__EXERCISE INSTRUCTIONS__.
Extract the listing in its entirety, keeping each line identical to the original.

===

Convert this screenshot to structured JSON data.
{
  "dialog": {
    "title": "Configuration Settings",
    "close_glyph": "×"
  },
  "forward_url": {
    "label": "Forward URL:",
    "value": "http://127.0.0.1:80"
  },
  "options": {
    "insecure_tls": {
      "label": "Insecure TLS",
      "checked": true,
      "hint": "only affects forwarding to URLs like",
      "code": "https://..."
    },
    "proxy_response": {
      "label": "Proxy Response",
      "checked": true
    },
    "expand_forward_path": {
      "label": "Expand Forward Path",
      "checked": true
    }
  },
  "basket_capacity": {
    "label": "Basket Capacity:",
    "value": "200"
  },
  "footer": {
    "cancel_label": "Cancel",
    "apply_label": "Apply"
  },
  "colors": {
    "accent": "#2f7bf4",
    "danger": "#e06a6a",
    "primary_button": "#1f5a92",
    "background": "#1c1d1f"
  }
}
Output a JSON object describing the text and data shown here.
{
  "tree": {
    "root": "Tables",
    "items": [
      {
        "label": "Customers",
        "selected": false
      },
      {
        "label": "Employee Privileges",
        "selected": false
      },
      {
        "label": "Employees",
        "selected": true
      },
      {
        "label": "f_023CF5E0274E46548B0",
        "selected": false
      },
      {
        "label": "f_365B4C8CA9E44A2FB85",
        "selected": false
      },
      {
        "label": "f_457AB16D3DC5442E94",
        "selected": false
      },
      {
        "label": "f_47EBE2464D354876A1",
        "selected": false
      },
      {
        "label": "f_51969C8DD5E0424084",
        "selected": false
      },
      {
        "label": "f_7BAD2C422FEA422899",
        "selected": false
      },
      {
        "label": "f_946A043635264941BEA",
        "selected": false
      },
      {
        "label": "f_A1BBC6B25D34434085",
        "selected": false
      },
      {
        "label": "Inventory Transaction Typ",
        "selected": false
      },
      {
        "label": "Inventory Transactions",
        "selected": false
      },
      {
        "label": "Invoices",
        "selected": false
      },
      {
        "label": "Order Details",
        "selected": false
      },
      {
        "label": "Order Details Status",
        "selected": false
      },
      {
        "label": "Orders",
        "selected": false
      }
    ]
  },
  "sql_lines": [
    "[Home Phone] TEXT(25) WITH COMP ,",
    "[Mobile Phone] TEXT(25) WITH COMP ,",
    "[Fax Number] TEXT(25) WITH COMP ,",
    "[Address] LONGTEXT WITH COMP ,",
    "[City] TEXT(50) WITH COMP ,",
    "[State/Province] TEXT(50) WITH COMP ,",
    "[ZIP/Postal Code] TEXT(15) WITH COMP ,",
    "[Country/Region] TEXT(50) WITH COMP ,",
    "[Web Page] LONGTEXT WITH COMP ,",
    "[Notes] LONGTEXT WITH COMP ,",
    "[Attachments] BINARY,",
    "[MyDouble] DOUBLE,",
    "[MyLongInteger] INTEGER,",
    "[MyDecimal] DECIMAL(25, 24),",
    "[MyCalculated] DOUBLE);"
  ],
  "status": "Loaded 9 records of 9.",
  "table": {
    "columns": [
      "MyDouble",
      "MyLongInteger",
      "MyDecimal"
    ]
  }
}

===

__WORKED ANSWER__.
Convert this screenshot to structured JSON data.
{
  "dialog": {
    "title": "Configuration Settings",
    "close_glyph": "×"
  },
  "forward_url": {
    "label": "Forward URL:",
    "value": "http://127.0.0.1:80"
  },
  "options": {
    "insecure_tls": {
      "label": "Insecure TLS",
      "checked": true,
      "hint": "only affects forwarding to URLs like",
      "code": "https://..."
    },
    "proxy_response": {
      "label": "Proxy Response",
      "checked": true
    },
    "expand_forward_path": {
      "label": "Expand Forward Path",
      "checked": true
    }
  },
  "basket_capacity": {
    "label": "Basket Capacity:",
    "value": "200"
  },
  "footer": {
    "cancel_label": "Cancel",
    "apply_label": "Apply"
  },
  "colors": {
    "accent": "#2f7bf4",
    "danger": "#e06a6a",
    "primary_button": "#1f5a92",
    "background": "#1c1d1f"
  }
}
Output a JSON object describing the text and data shown here.
{
  "tree": {
    "root": "Tables",
    "items": [
      {
        "label": "Customers",
        "selected": false
      },
      {
        "label": "Employee Privileges",
        "selected": false
      },
      {
        "label": "Employees",
        "selected": true
      },
      {
        "label": "f_023CF5E0274E46548B0",
        "selected": false
      },
      {
        "label": "f_365B4C8CA9E44A2FB85",
        "selected": false
      },
      {
        "label": "f_457AB16D3DC5442E94",
        "selected": false
      },
      {
        "label": "f_47EBE2464D354876A1",
        "selected": false
      },
      {
        "label": "f_51969C8DD5E0424084",
        "selected": false
      },
      {
        "label": "f_7BAD2C422FEA422899",
        "selected": false
      },
      {
        "label": "f_946A043635264941BEA",
        "selected": false
      },
      {
        "label": "f_A1BBC6B25D34434085",
        "selected": false
      },
      {
        "label": "Inventory Transaction Typ",
        "selected": false
      },
      {
        "label": "Inventory Transactions",
        "selected": false
      },
      {
        "label": "Invoices",
        "selected": false
      },
      {
        "label": "Order Details",
        "selected": false
      },
      {
        "label": "Order Details Status",
        "selected": false
      },
      {
        "label": "Orders",
        "selected": false
      }
    ]
  },
  "sql_lines": [
    "[Home Phone] TEXT(25) WITH COMP ,",
    "[Mobile Phone] TEXT(25) WITH COMP ,",
    "[Fax Number] TEXT(25) WITH COMP ,",
    "[Address] LONGTEXT WITH COMP ,",
    "[City] TEXT(50) WITH COMP ,",
    "[State/Province] TEXT(50) WITH COMP ,",
    "[ZIP/Postal Code] TEXT(15) WITH COMP ,",
    "[Country/Region] TEXT(50) WITH COMP ,",
    "[Web Page] LONGTEXT WITH COMP ,",
    "[Notes] LONGTEXT WITH COMP ,",
    "[Attachments] BINARY,",
    "[MyDouble] DOUBLE,",
    "[MyLongInteger] INTEGER,",
    "[MyDecimal] DECIMAL(25, 24),",
    "[MyCalculated] DOUBLE);"
  ],
  "status": "Loaded 9 records of 9.",
  "table": {
    "columns": [
      "MyDouble",
      "MyLongInteger",
      "MyDecimal"
    ]
  }
}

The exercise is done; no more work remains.